> ЗАДАНИЕ:
На каком языке, согласно отрывку о религиозной полемике, еврейский военачальник составил диссертацию о противоречиях в Коране?

> ТЕКСТ ОТРЫВКА:
####

Но этот еврейский военачальник в неменьшей степени прославился на поприще религиозной полемики. Он составил на арабском языке диссертацию, в которой приводятся различные внутренние противоречия, содержащиеся в Коране. Этим он вызвал гнев своего старинного друга Ибн Хазма, знаменитого андалусского богослова, который яростно напал на него:
«Восстал человек, преисполненный ненависти к нашему Пророку… Его презренная душа гордится накопленным богатством; золото и серебро, переполняющие его дом, возбуждают в нем низменные страсти; он написал книгу, чтобы перечислить противоречия в словах Бога в Коране… Пусть эмир удалит от себя этих людей, грязных, дурно пахнущих, нечистых и проклятых, которым Бог послал унижение, позор, падение и злобу, каких не знает ни один другой народ. Помните, что одежды, в которые они одеты Господом, более опасны, чем война и более заразны, чем проказа…»
Подобные вспышки страстей могли способствовать возникновению антиеврейских волнений, которые и произошли в Гранаде через поколение. Но общий климат мусульманской терпимости, еще более усиленной безбожием, распространенным в Андалусии в большей степени, чем где-либо в мусульманском мире того времени, благоприятствовал тому хору похвал, которыми другие арабские авторы засыпали Ибн Нагрелу. Один из них, его придворный Мунфатиль, восклицал:
«Вместо того, чтобы пытаться понравиться Богу, обнимая черный камень Мекки, /мусульмане/ должны были бы целовать твои руки, поскольку они приносят удачу. Благодаря тебе я добился здесь всего, чего желал, я надеюсь, что благодаря твоему заступничеству мои желания будут удовлетворены и в ином мире. Когда я нахожусь с тобой и близкими тебе, я часто исповедую религию, которая предписывает соблюдать субботу; когда я нахожусь с моим народом, я исповедую ее в тайне».

####

> ИСХОДНЫЕ ДАННЫЕ:

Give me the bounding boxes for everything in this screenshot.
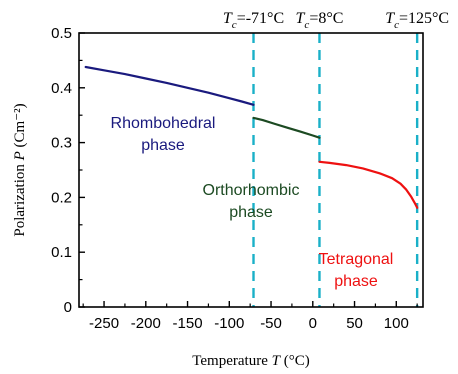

####

> ОТВЕТ:
На арабском языке.